Go through the material and write it all out exactly, minus the pictures.

Dataset entries:
= = =

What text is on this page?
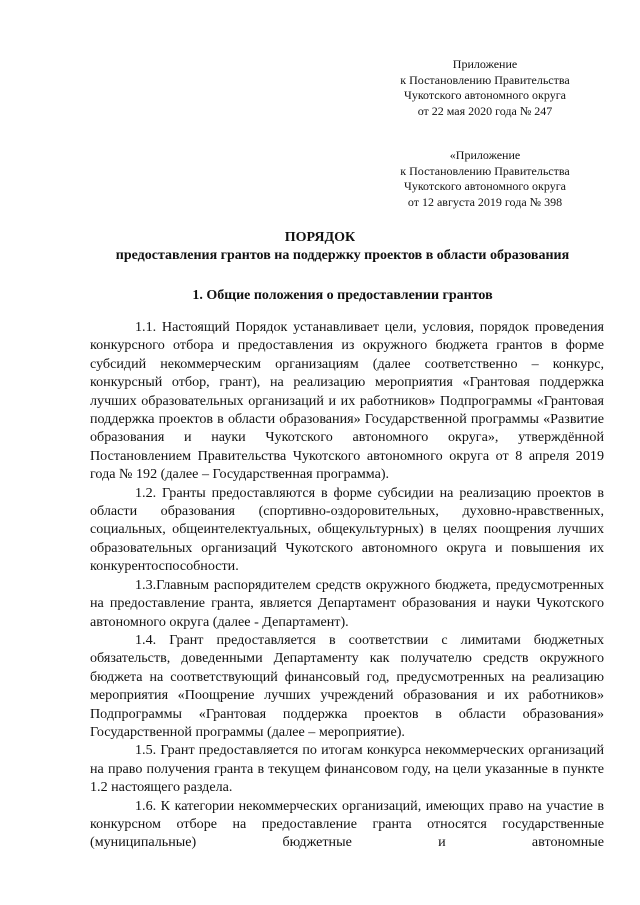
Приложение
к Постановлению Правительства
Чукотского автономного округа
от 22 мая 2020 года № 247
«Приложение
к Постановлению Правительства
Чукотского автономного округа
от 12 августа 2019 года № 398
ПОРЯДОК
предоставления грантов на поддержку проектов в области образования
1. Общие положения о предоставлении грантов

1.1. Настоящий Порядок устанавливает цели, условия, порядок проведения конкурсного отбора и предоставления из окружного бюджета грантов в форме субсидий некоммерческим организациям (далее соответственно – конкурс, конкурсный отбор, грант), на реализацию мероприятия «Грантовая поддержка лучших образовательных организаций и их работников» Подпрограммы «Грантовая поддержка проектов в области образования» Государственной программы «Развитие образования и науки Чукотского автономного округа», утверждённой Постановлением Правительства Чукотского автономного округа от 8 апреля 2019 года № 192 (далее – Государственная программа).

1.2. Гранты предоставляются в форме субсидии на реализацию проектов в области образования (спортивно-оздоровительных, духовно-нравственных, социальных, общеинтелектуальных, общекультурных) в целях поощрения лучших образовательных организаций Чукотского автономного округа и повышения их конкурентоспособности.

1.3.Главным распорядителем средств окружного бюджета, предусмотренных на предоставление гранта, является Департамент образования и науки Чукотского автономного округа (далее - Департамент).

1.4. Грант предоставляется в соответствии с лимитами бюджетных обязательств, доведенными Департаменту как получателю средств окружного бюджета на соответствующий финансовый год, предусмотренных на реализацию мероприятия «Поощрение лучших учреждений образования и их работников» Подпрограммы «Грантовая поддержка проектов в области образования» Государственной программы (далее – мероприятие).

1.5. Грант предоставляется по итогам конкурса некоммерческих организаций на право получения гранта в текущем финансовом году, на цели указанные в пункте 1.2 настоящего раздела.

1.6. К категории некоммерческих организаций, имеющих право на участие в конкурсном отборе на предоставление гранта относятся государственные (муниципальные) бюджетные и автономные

= = =

Task result:
What text is on this page?
Приложение
к Постановлению Правительства
Чукотского автономного округа
от 22 мая 2020 года № 247
«Приложение
к Постановлению Правительства
Чукотского автономного округа
от 12 августа 2019 года № 398
ПОРЯДОК
предоставления грантов на поддержку проектов в области образования
1. Общие положения о предоставлении грантов

1.1. Настоящий Порядок устанавливает цели, условия, порядок проведения конкурсного отбора и предоставления из окружного бюджета грантов в форме субсидий некоммерческим организациям (далее соответственно – конкурс, конкурсный отбор, грант), на реализацию мероприятия «Грантовая поддержка лучших образовательных организаций и их работников» Подпрограммы «Грантовая поддержка проектов в области образования» Государственной программы «Развитие образования и науки Чукотского автономного округа», утверждённой Постановлением Правительства Чукотского автономного округа от 8 апреля 2019 года № 192 (далее – Государственная программа).

1.2. Гранты предоставляются в форме субсидии на реализацию проектов в области образования (спортивно-оздоровительных, духовно-нравственных, социальных, общеинтелектуальных, общекультурных) в целях поощрения лучших образовательных организаций Чукотского автономного округа и повышения их конкурентоспособности.

1.3.Главным распорядителем средств окружного бюджета, предусмотренных на предоставление гранта, является Департамент образования и науки Чукотского автономного округа (далее - Департамент).

1.4. Грант предоставляется в соответствии с лимитами бюджетных обязательств, доведенными Департаменту как получателю средств окружного бюджета на соответствующий финансовый год, предусмотренных на реализацию мероприятия «Поощрение лучших учреждений образования и их работников» Подпрограммы «Грантовая поддержка проектов в области образования» Государственной программы (далее – мероприятие).

1.5. Грант предоставляется по итогам конкурса некоммерческих организаций на право получения гранта в текущем финансовом году, на цели указанные в пункте 1.2 настоящего раздела.

1.6. К категории некоммерческих организаций, имеющих право на участие в конкурсном отборе на предоставление гранта относятся государственные (муниципальные) бюджетные и автономные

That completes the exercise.